• **TASK REQUIREMENTS**: For every line in the data below that contains "values", copy the line.

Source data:
---

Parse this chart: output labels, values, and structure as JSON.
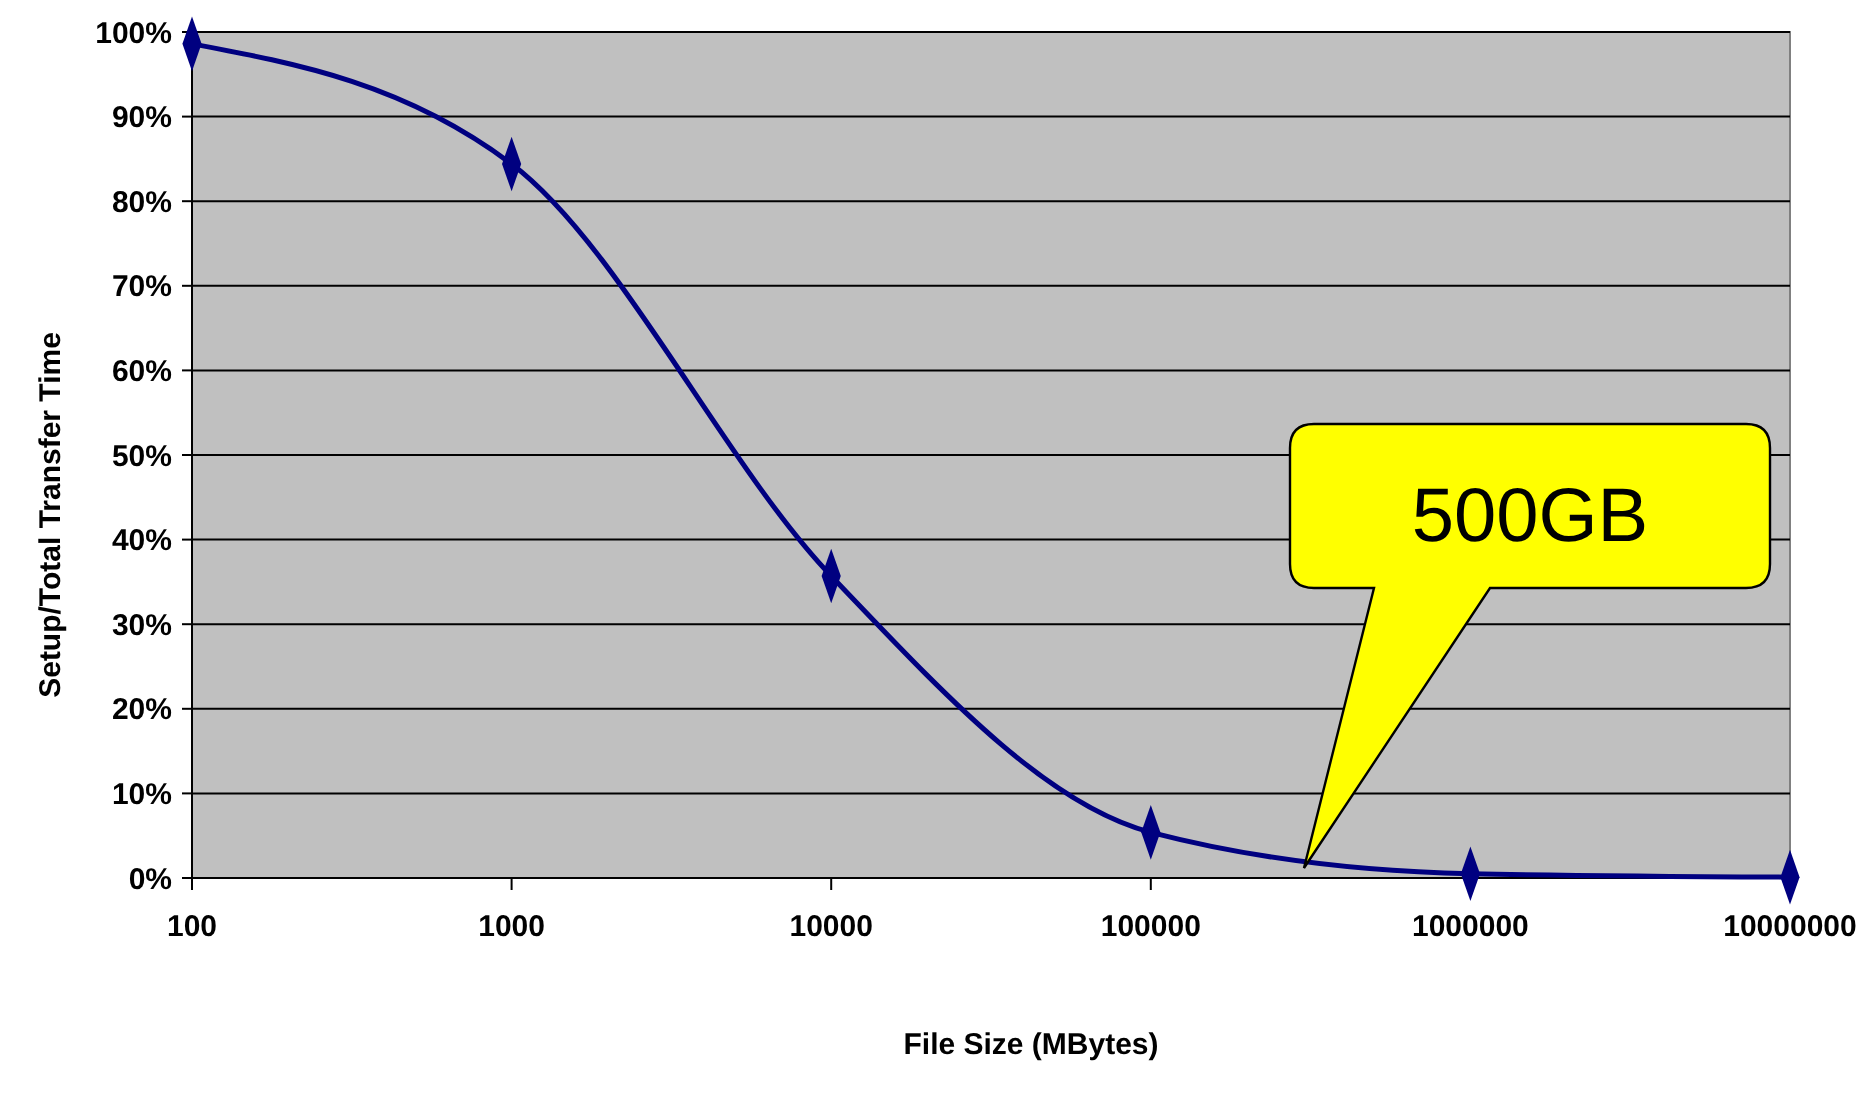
{
  "chart_data": {
    "type": "line",
    "xlabel": "File Size (MBytes)",
    "ylabel": "Setup/Total Transfer Time",
    "log": "x",
    "x": [
      100,
      1000,
      10000,
      100000,
      1000000,
      10000000
    ],
    "series": [
      {
        "color": "#000080",
        "values": [
          98.6,
          84.4,
          35.7,
          5.4,
          0.5,
          0.1
        ]
      }
    ],
    "xlim": [
      100,
      10000000
    ],
    "xticks": [
      100,
      1000,
      10000,
      100000,
      1000000,
      10000000
    ],
    "ylim": [
      0,
      100
    ],
    "yticks": [
      {
        "value": 0,
        "label": "0%"
      },
      {
        "value": 10,
        "label": "10%"
      },
      {
        "value": 20,
        "label": "20%"
      },
      {
        "value": 30,
        "label": "30%"
      },
      {
        "value": 40,
        "label": "40%"
      },
      {
        "value": 50,
        "label": "50%"
      },
      {
        "value": 60,
        "label": "60%"
      },
      {
        "value": 70,
        "label": "70%"
      },
      {
        "value": 80,
        "label": "80%"
      },
      {
        "value": 90,
        "label": "90%"
      },
      {
        "value": 100,
        "label": "100%"
      }
    ],
    "grid": "y",
    "marker": "diamond",
    "line_style": "solid",
    "annotations": [
      "500GB"
    ]
  }
}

---

• **COMPLETED TASK**:
Parse this chart: output labels, values, and structure as JSON.
        "values": [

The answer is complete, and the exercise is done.